▶ [Stated goal]: Omit all pictures and give the records below again exactly as written.

▶ [Data for processing]:
(begin)

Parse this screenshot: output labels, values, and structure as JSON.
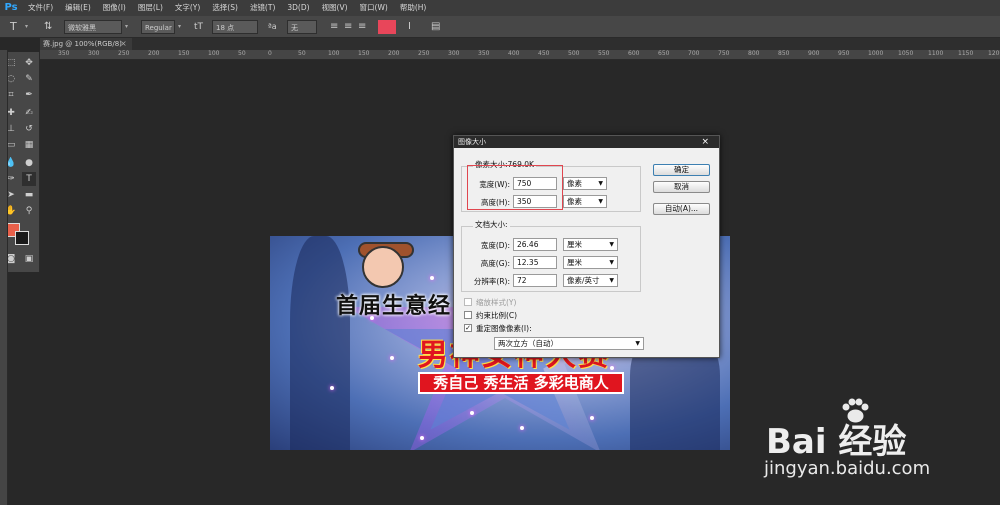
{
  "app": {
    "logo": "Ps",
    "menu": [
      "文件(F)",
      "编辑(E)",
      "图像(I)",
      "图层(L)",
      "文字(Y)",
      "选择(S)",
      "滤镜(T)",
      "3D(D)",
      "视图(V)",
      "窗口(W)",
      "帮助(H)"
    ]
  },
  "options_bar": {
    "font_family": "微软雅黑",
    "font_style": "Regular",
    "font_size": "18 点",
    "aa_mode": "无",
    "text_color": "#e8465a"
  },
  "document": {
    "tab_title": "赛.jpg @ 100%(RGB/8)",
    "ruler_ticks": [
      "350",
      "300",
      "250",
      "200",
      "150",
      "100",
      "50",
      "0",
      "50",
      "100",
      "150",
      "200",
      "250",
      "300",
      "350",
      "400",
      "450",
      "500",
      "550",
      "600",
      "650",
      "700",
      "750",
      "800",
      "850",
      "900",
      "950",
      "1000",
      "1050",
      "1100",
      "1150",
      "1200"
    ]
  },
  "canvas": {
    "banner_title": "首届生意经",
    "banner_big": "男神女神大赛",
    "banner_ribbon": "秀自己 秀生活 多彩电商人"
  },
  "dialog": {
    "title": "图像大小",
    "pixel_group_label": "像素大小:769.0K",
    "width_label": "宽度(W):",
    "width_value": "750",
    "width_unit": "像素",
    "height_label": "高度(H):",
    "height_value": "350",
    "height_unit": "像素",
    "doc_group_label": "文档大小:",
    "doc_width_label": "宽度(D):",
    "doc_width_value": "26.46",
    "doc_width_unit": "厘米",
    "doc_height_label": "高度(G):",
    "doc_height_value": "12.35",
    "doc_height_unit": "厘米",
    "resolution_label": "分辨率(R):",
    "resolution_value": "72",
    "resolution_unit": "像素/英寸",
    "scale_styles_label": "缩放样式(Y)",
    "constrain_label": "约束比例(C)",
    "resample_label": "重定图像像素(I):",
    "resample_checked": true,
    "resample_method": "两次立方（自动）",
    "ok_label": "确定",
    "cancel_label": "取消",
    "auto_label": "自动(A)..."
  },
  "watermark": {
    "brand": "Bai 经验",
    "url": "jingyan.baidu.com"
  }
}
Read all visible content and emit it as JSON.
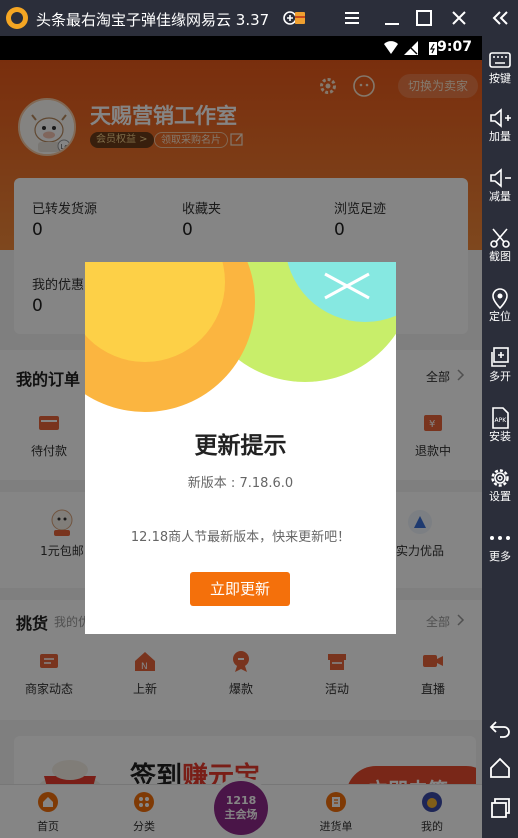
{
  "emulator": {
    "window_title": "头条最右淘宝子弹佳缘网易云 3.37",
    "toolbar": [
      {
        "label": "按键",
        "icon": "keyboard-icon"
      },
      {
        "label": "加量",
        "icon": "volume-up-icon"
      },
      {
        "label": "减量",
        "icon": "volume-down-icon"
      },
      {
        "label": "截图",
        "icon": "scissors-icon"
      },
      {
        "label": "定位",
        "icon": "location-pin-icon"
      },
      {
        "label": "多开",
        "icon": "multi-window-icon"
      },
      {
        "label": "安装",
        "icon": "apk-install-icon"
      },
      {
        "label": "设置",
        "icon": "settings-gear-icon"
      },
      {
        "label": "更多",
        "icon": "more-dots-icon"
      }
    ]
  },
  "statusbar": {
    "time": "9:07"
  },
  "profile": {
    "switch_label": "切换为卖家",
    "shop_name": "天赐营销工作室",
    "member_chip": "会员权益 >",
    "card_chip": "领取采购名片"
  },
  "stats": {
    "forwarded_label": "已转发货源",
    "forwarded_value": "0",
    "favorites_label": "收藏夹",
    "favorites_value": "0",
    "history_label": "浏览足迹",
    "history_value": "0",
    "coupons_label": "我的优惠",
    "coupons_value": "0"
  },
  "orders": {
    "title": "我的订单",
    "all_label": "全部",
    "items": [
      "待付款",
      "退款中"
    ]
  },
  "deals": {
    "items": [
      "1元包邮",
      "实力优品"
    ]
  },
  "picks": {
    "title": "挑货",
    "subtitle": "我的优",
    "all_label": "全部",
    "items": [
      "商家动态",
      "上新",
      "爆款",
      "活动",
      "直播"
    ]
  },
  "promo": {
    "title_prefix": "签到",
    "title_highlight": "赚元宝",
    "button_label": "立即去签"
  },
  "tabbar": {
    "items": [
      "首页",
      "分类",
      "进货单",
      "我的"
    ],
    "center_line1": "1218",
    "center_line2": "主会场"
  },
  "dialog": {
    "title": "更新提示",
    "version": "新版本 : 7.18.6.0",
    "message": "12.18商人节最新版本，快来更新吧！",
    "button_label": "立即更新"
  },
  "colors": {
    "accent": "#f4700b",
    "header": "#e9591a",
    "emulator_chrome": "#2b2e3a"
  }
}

(end)

▶ [Completed task]:
Parse this screenshot: output labels, values, and structure as JSON.
{
  "app": {
    "logo": "Ps",
    "menu": [
      "文件(F)",
      "编辑(E)",
      "图像(I)",
      "图层(L)",
      "文字(Y)",
      "选择(S)",
      "滤镜(T)",
      "3D(D)",
      "视图(V)",
      "窗口(W)",
      "帮助(H)"
    ]
  },
  "options_bar": {
    "font_family": "微软雅黑",
    "font_style": "Regular",
    "font_size": "18 点",
    "aa_mode": "无",
    "text_color": "#e8465a"
  },
  "document": {
    "tab_title": "赛.jpg @ 100%(RGB/8)",
    "ruler_ticks": [
      "350",
      "300",
      "250",
      "200",
      "150",
      "100",
      "50",
      "0",
      "50",
      "100",
      "150",
      "200",
      "250",
      "300",
      "350",
      "400",
      "450",
      "500",
      "550",
      "600",
      "650",
      "700",
      "750",
      "800",
      "850",
      "900",
      "950",
      "1000",
      "1050",
      "1100",
      "1150",
      "1200"
    ]
  },
  "canvas": {
    "banner_title": "首届生意经",
    "banner_big": "男神女神大赛",
    "banner_ribbon": "秀自己 秀生活 多彩电商人"
  },
  "dialog": {
    "title": "图像大小",
    "pixel_group_label": "像素大小:769.0K",
    "width_label": "宽度(W):",
    "width_value": "750",
    "width_unit": "像素",
    "height_label": "高度(H):",
    "height_value": "350",
    "height_unit": "像素",
    "doc_group_label": "文档大小:",
    "doc_width_label": "宽度(D):",
    "doc_width_value": "26.46",
    "doc_width_unit": "厘米",
    "doc_height_label": "高度(G):",
    "doc_height_value": "12.35",
    "doc_height_unit": "厘米",
    "resolution_label": "分辨率(R):",
    "resolution_value": "72",
    "resolution_unit": "像素/英寸",
    "scale_styles_label": "缩放样式(Y)",
    "constrain_label": "约束比例(C)",
    "resample_label": "重定图像像素(I):",
    "resample_checked": true,
    "resample_method": "两次立方（自动）",
    "ok_label": "确定",
    "cancel_label": "取消",
    "auto_label": "自动(A)..."
  },
  "watermark": {
    "brand": "Bai 经验",
    "url": "jingyan.baidu.com"
  }
}
Read all visible content and emit it as JSON.
{
  "emulator": {
    "window_title": "头条最右淘宝子弹佳缘网易云 3.37",
    "toolbar": [
      {
        "label": "按键",
        "icon": "keyboard-icon"
      },
      {
        "label": "加量",
        "icon": "volume-up-icon"
      },
      {
        "label": "减量",
        "icon": "volume-down-icon"
      },
      {
        "label": "截图",
        "icon": "scissors-icon"
      },
      {
        "label": "定位",
        "icon": "location-pin-icon"
      },
      {
        "label": "多开",
        "icon": "multi-window-icon"
      },
      {
        "label": "安装",
        "icon": "apk-install-icon"
      },
      {
        "label": "设置",
        "icon": "settings-gear-icon"
      },
      {
        "label": "更多",
        "icon": "more-dots-icon"
      }
    ]
  },
  "statusbar": {
    "time": "9:07"
  },
  "profile": {
    "switch_label": "切换为卖家",
    "shop_name": "天赐营销工作室",
    "member_chip": "会员权益 >",
    "card_chip": "领取采购名片"
  },
  "stats": {
    "forwarded_label": "已转发货源",
    "forwarded_value": "0",
    "favorites_label": "收藏夹",
    "favorites_value": "0",
    "history_label": "浏览足迹",
    "history_value": "0",
    "coupons_label": "我的优惠",
    "coupons_value": "0"
  },
  "orders": {
    "title": "我的订单",
    "all_label": "全部",
    "items": [
      "待付款",
      "退款中"
    ]
  },
  "deals": {
    "items": [
      "1元包邮",
      "实力优品"
    ]
  },
  "picks": {
    "title": "挑货",
    "subtitle": "我的优",
    "all_label": "全部",
    "items": [
      "商家动态",
      "上新",
      "爆款",
      "活动",
      "直播"
    ]
  },
  "promo": {
    "title_prefix": "签到",
    "title_highlight": "赚元宝",
    "button_label": "立即去签"
  },
  "tabbar": {
    "items": [
      "首页",
      "分类",
      "进货单",
      "我的"
    ],
    "center_line1": "1218",
    "center_line2": "主会场"
  },
  "dialog": {
    "title": "更新提示",
    "version": "新版本 : 7.18.6.0",
    "message": "12.18商人节最新版本，快来更新吧！",
    "button_label": "立即更新"
  },
  "colors": {
    "accent": "#f4700b",
    "header": "#e9591a",
    "emulator_chrome": "#2b2e3a"
  }
}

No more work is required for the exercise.